> [What is required]
Filter by the string "called": return the lines of the material that contain it.

[Start of section]

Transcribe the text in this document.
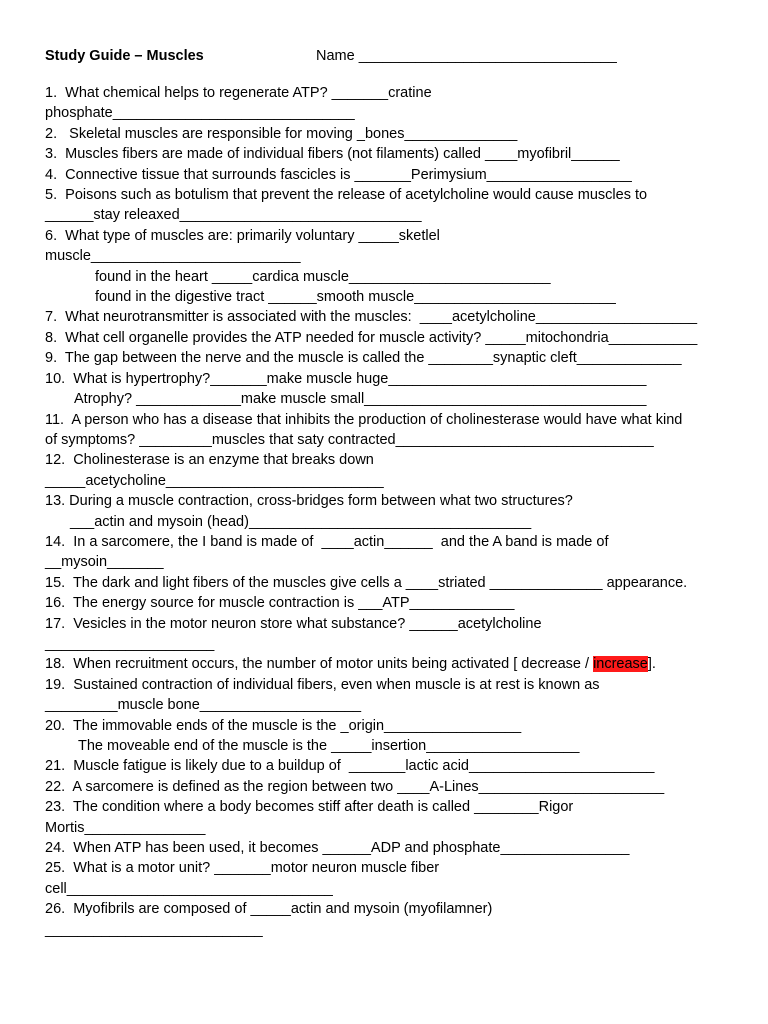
Study Guide – Muscles	Name ________________________________
1.  What chemical helps to regenerate ATP? _______cratine
phosphate______________________________
2.   Skeletal muscles are responsible for moving _bones______________
3.  Muscles fibers are made of individual fibers (not filaments) called ____myofibril______
4.  Connective tissue that surrounds fascicles is _______Perimysium__________________
5.  Poisons such as botulism that prevent the release of acetylcholine would cause muscles to
______stay releaxed______________________________
6.  What type of muscles are: primarily voluntary _____sketlel
muscle__________________________
found in the heart _____cardica muscle_________________________
found in the digestive tract ______smooth muscle_________________________
7.  What neurotransmitter is associated with the muscles:  ____acetylcholine____________________
8.  What cell organelle provides the ATP needed for muscle activity? _____mitochondria___________
9.  The gap between the nerve and the muscle is called the ________synaptic cleft_____________
10.  What is hypertrophy?_______make muscle huge________________________________
Atrophy? _____________make muscle small___________________________________
11.  A person who has a disease that inhibits the production of cholinesterase would have what kind
of symptoms? _________muscles that saty contracted________________________________
12.  Cholinesterase is an enzyme that breaks down
_____acetycholine___________________________
13. During a muscle contraction, cross-bridges form between what two structures?
___actin and mysoin (head)___________________________________
14.  In a sarcomere, the I band is made of  ____actin______  and the A band is made of
__mysoin_______
15.  The dark and light fibers of the muscles give cells a ____striated ______________ appearance.
16.  The energy source for muscle contraction is ___ATP_____________
17.  Vesicles in the motor neuron store what substance? ______acetylcholine
_____________________
18.  When recruitment occurs, the number of motor units being activated [ decrease / increase].
19.  Sustained contraction of individual fibers, even when muscle is at rest is known as
_________muscle bone____________________
20.  The immovable ends of the muscle is the _origin_________________
The moveable end of the muscle is the _____insertion___________________
21.  Muscle fatigue is likely due to a buildup of  _______lactic acid_______________________
22.  A sarcomere is defined as the region between two ____A-Lines_______________________
23.  The condition where a body becomes stiff after death is called ________Rigor
Mortis_______________
24.  When ATP has been used, it becomes ______ADP and phosphate________________
25.  What is a motor unit? _______motor neuron muscle fiber
cell_________________________________
26.  Myofibrils are composed of _____actin and mysoin (myofilamner)
___________________________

[End of section]

> [Answer box]
3.  Muscles fibers are made of individual fibers (not filaments) called ____myofibril______
9.  The gap between the nerve and the muscle is called the ________synaptic cleft_____________
23.  The condition where a body becomes stiff after death is called ________Rigor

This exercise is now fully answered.